- _Exercise input_
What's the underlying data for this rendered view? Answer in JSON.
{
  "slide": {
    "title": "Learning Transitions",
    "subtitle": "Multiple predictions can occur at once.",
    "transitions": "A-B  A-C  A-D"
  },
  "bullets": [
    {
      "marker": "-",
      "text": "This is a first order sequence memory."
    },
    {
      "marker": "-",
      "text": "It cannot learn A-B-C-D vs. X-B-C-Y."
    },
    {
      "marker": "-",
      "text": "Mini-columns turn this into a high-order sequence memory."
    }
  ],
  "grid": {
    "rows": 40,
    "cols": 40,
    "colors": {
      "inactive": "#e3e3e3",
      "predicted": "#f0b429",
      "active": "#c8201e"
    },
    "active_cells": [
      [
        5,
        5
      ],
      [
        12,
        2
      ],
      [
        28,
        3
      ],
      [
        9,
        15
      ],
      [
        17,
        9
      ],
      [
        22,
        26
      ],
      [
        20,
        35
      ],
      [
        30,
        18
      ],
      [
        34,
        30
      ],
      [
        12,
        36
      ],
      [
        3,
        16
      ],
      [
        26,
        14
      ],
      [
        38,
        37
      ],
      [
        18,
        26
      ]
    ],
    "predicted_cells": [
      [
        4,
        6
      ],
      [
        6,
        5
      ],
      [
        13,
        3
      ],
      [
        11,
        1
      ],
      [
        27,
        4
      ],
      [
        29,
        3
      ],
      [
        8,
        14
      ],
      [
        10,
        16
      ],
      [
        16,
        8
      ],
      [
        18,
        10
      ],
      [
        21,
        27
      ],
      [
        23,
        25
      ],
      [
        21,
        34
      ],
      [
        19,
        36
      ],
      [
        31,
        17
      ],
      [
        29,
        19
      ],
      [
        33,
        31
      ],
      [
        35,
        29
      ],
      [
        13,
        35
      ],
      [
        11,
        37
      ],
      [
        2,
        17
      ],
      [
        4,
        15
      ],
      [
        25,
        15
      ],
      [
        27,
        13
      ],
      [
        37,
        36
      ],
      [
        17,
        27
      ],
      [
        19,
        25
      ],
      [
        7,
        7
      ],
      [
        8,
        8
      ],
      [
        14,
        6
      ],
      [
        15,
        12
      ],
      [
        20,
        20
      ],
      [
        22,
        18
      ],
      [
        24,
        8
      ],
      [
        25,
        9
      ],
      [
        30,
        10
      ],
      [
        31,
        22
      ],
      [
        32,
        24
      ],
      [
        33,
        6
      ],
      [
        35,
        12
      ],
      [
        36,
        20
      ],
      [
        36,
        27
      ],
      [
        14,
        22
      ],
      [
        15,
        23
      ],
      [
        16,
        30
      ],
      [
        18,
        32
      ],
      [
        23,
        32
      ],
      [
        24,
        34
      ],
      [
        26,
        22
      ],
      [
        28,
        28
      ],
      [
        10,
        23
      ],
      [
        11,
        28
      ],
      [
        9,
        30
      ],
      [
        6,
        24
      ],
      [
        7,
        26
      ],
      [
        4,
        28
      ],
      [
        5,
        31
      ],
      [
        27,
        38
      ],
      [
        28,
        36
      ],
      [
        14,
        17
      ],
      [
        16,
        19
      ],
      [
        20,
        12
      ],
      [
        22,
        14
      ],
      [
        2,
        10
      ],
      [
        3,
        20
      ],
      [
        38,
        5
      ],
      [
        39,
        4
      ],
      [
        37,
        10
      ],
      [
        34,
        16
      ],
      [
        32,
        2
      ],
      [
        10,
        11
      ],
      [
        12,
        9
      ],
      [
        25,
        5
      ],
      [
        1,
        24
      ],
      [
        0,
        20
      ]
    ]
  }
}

- _Aim_
Find the lines with the string "text" and reproduce them.

- _Written solution_
      "text": "This is a first order sequence memory."
      "text": "It cannot learn A-B-C-D vs. X-B-C-Y."
      "text": "Mini-columns turn this into a high-order sequence memory."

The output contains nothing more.